Lines of data:

::::::

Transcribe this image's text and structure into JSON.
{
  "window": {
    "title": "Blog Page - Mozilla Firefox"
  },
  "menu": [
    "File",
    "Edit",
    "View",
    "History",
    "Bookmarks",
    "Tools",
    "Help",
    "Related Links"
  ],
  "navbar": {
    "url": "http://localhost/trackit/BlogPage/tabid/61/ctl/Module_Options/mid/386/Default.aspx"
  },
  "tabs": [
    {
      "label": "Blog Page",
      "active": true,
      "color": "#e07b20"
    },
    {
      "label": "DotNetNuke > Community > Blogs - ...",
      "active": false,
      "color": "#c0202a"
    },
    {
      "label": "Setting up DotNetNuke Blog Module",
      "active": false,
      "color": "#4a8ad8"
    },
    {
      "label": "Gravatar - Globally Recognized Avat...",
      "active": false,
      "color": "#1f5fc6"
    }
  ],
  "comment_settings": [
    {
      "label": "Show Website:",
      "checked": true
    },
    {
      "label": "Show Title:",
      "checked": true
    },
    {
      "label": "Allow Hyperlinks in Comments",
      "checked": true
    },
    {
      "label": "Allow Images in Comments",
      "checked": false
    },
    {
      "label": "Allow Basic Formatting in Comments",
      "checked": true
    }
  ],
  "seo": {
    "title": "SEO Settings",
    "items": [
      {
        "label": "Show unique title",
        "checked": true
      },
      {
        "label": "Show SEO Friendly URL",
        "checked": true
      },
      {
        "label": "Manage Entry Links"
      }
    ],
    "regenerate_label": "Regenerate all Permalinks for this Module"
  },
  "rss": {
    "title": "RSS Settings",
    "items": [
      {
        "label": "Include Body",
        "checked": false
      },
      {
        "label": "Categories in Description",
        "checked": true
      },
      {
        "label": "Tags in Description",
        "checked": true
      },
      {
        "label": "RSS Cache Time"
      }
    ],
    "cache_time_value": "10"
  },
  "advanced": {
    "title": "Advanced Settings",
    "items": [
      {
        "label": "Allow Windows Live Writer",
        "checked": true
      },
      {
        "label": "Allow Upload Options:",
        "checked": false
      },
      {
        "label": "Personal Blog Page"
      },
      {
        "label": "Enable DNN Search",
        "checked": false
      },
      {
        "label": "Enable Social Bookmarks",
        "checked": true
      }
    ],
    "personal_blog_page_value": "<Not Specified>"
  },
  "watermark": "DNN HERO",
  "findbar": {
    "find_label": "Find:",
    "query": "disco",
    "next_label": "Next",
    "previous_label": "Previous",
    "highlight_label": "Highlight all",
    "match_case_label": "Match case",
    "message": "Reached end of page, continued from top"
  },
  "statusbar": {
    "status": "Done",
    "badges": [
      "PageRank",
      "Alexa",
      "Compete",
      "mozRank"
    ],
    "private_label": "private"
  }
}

::::::

• SET TASK: Look above for every line with the word "Show" and copy it.

• ANSWER FOR THIS EXERCISE:
      "label": "Show Website:",
      "label": "Show Title:",
        "label": "Show unique title",
        "label": "Show SEO Friendly URL",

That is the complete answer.